(Records from a dataset)
* * * * * * * * *

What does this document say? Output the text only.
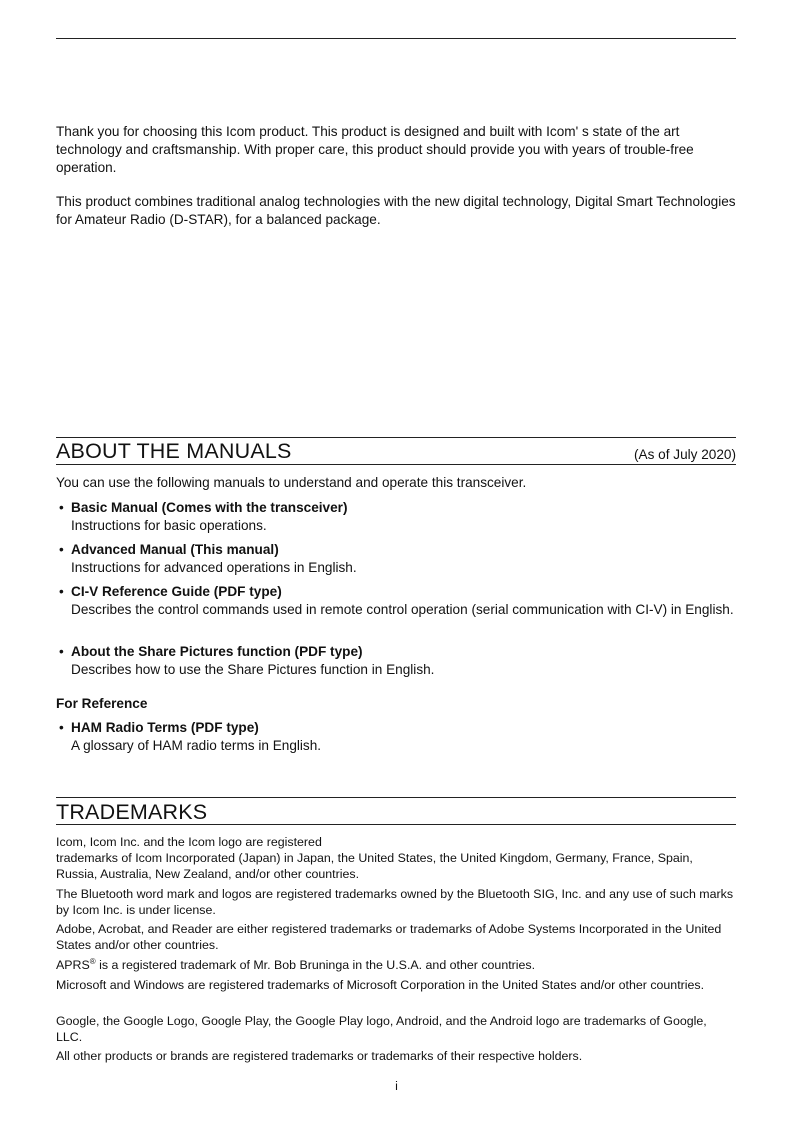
Thank you for choosing this Icom product. This product is designed and built with Icom' s state of the art technology and craftsmanship. With proper care, this product should provide you with years of trouble-free operation.

This product combines traditional analog technologies with the new digital technology, Digital Smart Technologies for Amateur Radio (D-STAR), for a balanced package.

ABOUT THE MANUALS	(As of July 2020)

You can use the following manuals to understand and operate this transceiver.

• Basic Manual (Comes with the transceiver)
Instructions for basic operations.
• Advanced Manual (This manual)
Instructions for advanced operations in English.
• CI-V Reference Guide (PDF type)
Describes the control commands used in remote control operation (serial communication with CI-V) in English.
• About the Share Pictures function (PDF type)
Describes how to use the Share Pictures function in English.

For Reference

• HAM Radio Terms (PDF type)
A glossary of HAM radio terms in English.
TRADEMARKS

Icom, Icom Inc. and the Icom logo are registered

trademarks of Icom Incorporated (Japan) in Japan, the United States, the United Kingdom, Germany, France, Spain, Russia, Australia, New Zealand, and/or other countries.

The Bluetooth word mark and logos are registered trademarks owned by the Bluetooth SIG, Inc. and any use of such marks by Icom Inc. is under license.

Adobe, Acrobat, and Reader are either registered trademarks or trademarks of Adobe Systems Incorporated in the United States and/or other countries.

APRS® is a registered trademark of Mr. Bob Bruninga in the U.S.A. and other countries.

Microsoft and Windows are registered trademarks of Microsoft Corporation in the United States and/or other countries.

Google, the Google Logo, Google Play, the Google Play logo, Android, and the Android logo are trademarks of Google, LLC.

All other products or brands are registered trademarks or trademarks of their respective holders.

i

* * * * * * * * *

From the listing, extract all text exactly as given and drop any picture.

What does this document say? Output the text only.
Thank you for choosing this Icom product. This product is designed and built with Icom' s state of the art technology and craftsmanship. With proper care, this product should provide you with years of trouble-free operation.

This product combines traditional analog technologies with the new digital technology, Digital Smart Technologies for Amateur Radio (D-STAR), for a balanced package.

ABOUT THE MANUALS	(As of July 2020)

You can use the following manuals to understand and operate this transceiver.

• Basic Manual (Comes with the transceiver)
Instructions for basic operations.
• Advanced Manual (This manual)
Instructions for advanced operations in English.
• CI-V Reference Guide (PDF type)
Describes the control commands used in remote control operation (serial communication with CI-V) in English.
• About the Share Pictures function (PDF type)
Describes how to use the Share Pictures function in English.

For Reference

• HAM Radio Terms (PDF type)
A glossary of HAM radio terms in English.
TRADEMARKS

Icom, Icom Inc. and the Icom logo are registered

trademarks of Icom Incorporated (Japan) in Japan, the United States, the United Kingdom, Germany, France, Spain, Russia, Australia, New Zealand, and/or other countries.

The Bluetooth word mark and logos are registered trademarks owned by the Bluetooth SIG, Inc. and any use of such marks by Icom Inc. is under license.

Adobe, Acrobat, and Reader are either registered trademarks or trademarks of Adobe Systems Incorporated in the United States and/or other countries.

APRS® is a registered trademark of Mr. Bob Bruninga in the U.S.A. and other countries.

Microsoft and Windows are registered trademarks of Microsoft Corporation in the United States and/or other countries.

Google, the Google Logo, Google Play, the Google Play logo, Android, and the Android logo are trademarks of Google, LLC.

All other products or brands are registered trademarks or trademarks of their respective holders.

i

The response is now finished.